(Collected data)
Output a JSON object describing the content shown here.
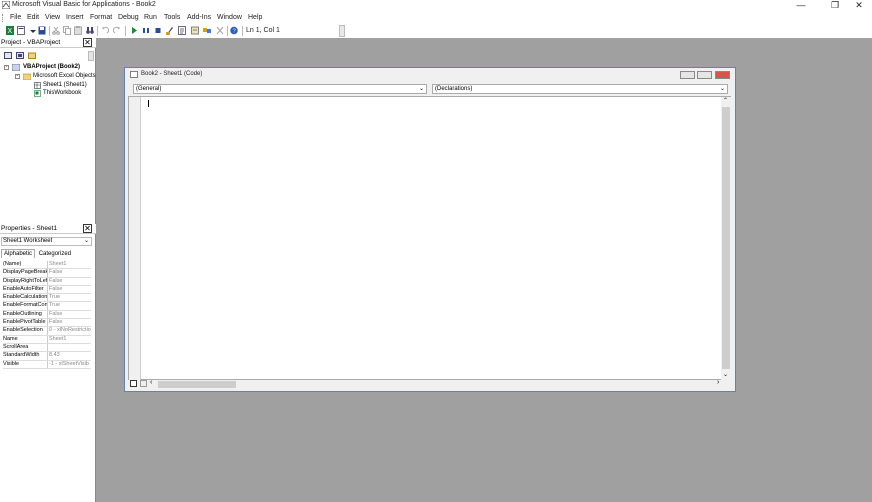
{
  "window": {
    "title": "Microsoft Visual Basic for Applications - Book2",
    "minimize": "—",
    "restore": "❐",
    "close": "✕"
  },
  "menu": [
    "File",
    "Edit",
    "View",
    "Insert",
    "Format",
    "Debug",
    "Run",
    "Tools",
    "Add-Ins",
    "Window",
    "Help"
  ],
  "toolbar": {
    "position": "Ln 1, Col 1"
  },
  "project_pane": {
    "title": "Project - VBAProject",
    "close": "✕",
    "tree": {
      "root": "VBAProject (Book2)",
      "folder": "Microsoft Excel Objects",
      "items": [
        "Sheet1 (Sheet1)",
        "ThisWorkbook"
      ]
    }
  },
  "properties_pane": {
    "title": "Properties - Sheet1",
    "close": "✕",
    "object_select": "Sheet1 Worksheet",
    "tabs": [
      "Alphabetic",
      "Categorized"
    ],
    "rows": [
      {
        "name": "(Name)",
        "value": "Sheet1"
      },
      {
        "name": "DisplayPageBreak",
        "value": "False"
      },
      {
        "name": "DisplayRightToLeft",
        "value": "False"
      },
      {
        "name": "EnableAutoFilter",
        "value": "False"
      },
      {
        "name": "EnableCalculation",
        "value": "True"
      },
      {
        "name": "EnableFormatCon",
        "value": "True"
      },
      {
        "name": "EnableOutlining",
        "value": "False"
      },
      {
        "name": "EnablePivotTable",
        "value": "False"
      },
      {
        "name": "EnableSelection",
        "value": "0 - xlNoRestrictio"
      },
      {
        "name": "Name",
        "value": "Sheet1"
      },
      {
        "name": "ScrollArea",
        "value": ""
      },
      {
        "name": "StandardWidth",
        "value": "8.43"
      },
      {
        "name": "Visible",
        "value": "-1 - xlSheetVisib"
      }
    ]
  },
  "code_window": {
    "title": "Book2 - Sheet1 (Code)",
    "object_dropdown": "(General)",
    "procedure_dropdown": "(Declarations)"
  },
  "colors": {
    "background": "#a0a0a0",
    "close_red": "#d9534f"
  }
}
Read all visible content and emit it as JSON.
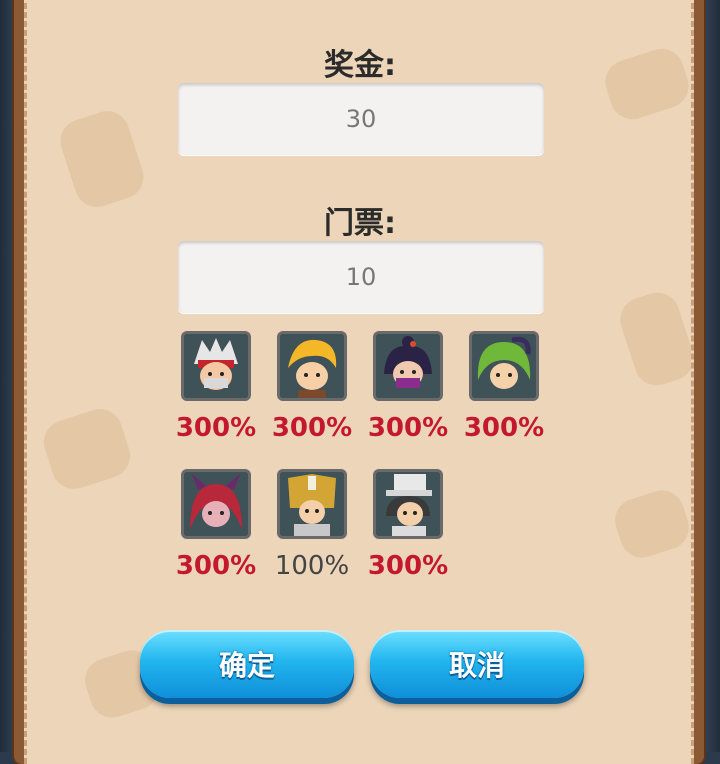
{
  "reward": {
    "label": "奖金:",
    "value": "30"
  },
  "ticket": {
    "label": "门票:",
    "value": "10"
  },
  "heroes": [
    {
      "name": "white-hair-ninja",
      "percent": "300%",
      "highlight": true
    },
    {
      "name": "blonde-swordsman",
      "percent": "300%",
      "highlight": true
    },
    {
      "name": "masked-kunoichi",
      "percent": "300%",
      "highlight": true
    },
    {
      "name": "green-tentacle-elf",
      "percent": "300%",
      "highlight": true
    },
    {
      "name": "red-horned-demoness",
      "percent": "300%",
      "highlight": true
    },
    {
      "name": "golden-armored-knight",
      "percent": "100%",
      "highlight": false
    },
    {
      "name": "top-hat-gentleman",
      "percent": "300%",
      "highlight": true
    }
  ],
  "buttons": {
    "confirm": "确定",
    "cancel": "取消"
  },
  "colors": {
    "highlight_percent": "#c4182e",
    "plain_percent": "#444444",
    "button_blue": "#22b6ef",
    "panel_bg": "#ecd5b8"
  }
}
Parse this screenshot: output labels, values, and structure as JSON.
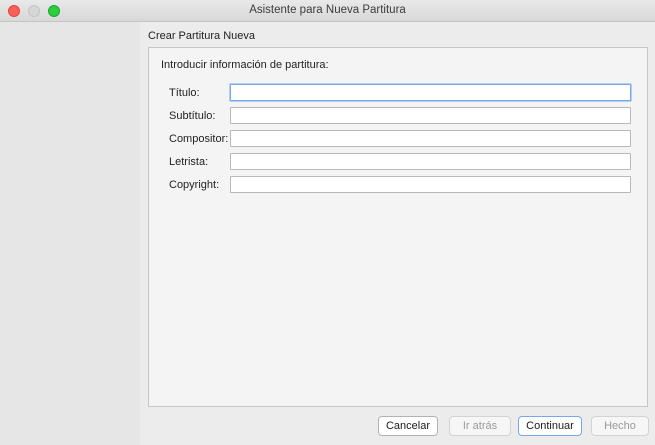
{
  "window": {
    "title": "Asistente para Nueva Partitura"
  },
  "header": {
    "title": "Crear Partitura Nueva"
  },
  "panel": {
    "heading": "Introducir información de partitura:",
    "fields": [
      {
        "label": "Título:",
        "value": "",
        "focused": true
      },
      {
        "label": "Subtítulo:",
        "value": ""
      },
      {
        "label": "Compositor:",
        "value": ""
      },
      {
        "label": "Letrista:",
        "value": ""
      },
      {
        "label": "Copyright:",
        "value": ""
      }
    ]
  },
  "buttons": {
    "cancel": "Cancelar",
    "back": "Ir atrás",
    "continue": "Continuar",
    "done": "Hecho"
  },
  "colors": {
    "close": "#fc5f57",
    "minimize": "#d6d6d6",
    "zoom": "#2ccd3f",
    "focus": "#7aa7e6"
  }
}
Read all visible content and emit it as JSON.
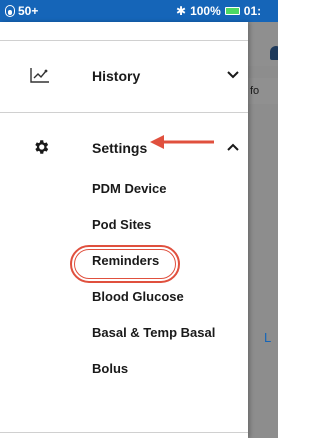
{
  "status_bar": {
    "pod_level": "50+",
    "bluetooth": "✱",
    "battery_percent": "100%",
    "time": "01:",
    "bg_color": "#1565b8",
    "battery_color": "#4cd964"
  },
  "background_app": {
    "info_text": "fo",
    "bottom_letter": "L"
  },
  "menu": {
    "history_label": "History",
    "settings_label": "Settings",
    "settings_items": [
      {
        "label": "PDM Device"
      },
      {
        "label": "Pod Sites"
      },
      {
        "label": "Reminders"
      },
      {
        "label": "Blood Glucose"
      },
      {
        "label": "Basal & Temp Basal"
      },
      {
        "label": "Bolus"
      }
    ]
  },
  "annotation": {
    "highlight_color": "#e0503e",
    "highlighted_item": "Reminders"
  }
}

Aim of the task:
Output the entries above exactly, without their pictures.

Answer to the exercise:
Output a JSON object describing the content shown here.
{
  "window": {
    "title": "Microsoft Visual Basic for Applications - Book2",
    "minimize": "—",
    "restore": "❐",
    "close": "✕"
  },
  "menu": [
    "File",
    "Edit",
    "View",
    "Insert",
    "Format",
    "Debug",
    "Run",
    "Tools",
    "Add-Ins",
    "Window",
    "Help"
  ],
  "toolbar": {
    "position": "Ln 1, Col 1"
  },
  "project_pane": {
    "title": "Project - VBAProject",
    "close": "✕",
    "tree": {
      "root": "VBAProject (Book2)",
      "folder": "Microsoft Excel Objects",
      "items": [
        "Sheet1 (Sheet1)",
        "ThisWorkbook"
      ]
    }
  },
  "properties_pane": {
    "title": "Properties - Sheet1",
    "close": "✕",
    "object_select": "Sheet1 Worksheet",
    "tabs": [
      "Alphabetic",
      "Categorized"
    ],
    "rows": [
      {
        "name": "(Name)",
        "value": "Sheet1"
      },
      {
        "name": "DisplayPageBreak",
        "value": "False"
      },
      {
        "name": "DisplayRightToLeft",
        "value": "False"
      },
      {
        "name": "EnableAutoFilter",
        "value": "False"
      },
      {
        "name": "EnableCalculation",
        "value": "True"
      },
      {
        "name": "EnableFormatCon",
        "value": "True"
      },
      {
        "name": "EnableOutlining",
        "value": "False"
      },
      {
        "name": "EnablePivotTable",
        "value": "False"
      },
      {
        "name": "EnableSelection",
        "value": "0 - xlNoRestrictio"
      },
      {
        "name": "Name",
        "value": "Sheet1"
      },
      {
        "name": "ScrollArea",
        "value": ""
      },
      {
        "name": "StandardWidth",
        "value": "8.43"
      },
      {
        "name": "Visible",
        "value": "-1 - xlSheetVisib"
      }
    ]
  },
  "code_window": {
    "title": "Book2 - Sheet1 (Code)",
    "object_dropdown": "(General)",
    "procedure_dropdown": "(Declarations)"
  },
  "colors": {
    "background": "#a0a0a0",
    "close_red": "#d9534f"
  }
}
Read all visible content and emit it as JSON.
{
  "reward": {
    "label": "奖金:",
    "value": "30"
  },
  "ticket": {
    "label": "门票:",
    "value": "10"
  },
  "heroes": [
    {
      "name": "white-hair-ninja",
      "percent": "300%",
      "highlight": true
    },
    {
      "name": "blonde-swordsman",
      "percent": "300%",
      "highlight": true
    },
    {
      "name": "masked-kunoichi",
      "percent": "300%",
      "highlight": true
    },
    {
      "name": "green-tentacle-elf",
      "percent": "300%",
      "highlight": true
    },
    {
      "name": "red-horned-demoness",
      "percent": "300%",
      "highlight": true
    },
    {
      "name": "golden-armored-knight",
      "percent": "100%",
      "highlight": false
    },
    {
      "name": "top-hat-gentleman",
      "percent": "300%",
      "highlight": true
    }
  ],
  "buttons": {
    "confirm": "确定",
    "cancel": "取消"
  },
  "colors": {
    "highlight_percent": "#c4182e",
    "plain_percent": "#444444",
    "button_blue": "#22b6ef",
    "panel_bg": "#ecd5b8"
  }
}
Parse this screenshot: output labels, values, and structure as JSON.
{
  "window": {
    "title": "Asistente para Nueva Partitura"
  },
  "header": {
    "title": "Crear Partitura Nueva"
  },
  "panel": {
    "heading": "Introducir información de partitura:",
    "fields": [
      {
        "label": "Título:",
        "value": "",
        "focused": true
      },
      {
        "label": "Subtítulo:",
        "value": ""
      },
      {
        "label": "Compositor:",
        "value": ""
      },
      {
        "label": "Letrista:",
        "value": ""
      },
      {
        "label": "Copyright:",
        "value": ""
      }
    ]
  },
  "buttons": {
    "cancel": "Cancelar",
    "back": "Ir atrás",
    "continue": "Continuar",
    "done": "Hecho"
  },
  "colors": {
    "close": "#fc5f57",
    "minimize": "#d6d6d6",
    "zoom": "#2ccd3f",
    "focus": "#7aa7e6"
  }
}
Read all visible content and emit it as JSON.
{
  "status_bar": {
    "pod_level": "50+",
    "bluetooth": "✱",
    "battery_percent": "100%",
    "time": "01:",
    "bg_color": "#1565b8",
    "battery_color": "#4cd964"
  },
  "background_app": {
    "info_text": "fo",
    "bottom_letter": "L"
  },
  "menu": {
    "history_label": "History",
    "settings_label": "Settings",
    "settings_items": [
      {
        "label": "PDM Device"
      },
      {
        "label": "Pod Sites"
      },
      {
        "label": "Reminders"
      },
      {
        "label": "Blood Glucose"
      },
      {
        "label": "Basal & Temp Basal"
      },
      {
        "label": "Bolus"
      }
    ]
  },
  "annotation": {
    "highlight_color": "#e0503e",
    "highlighted_item": "Reminders"
  }
}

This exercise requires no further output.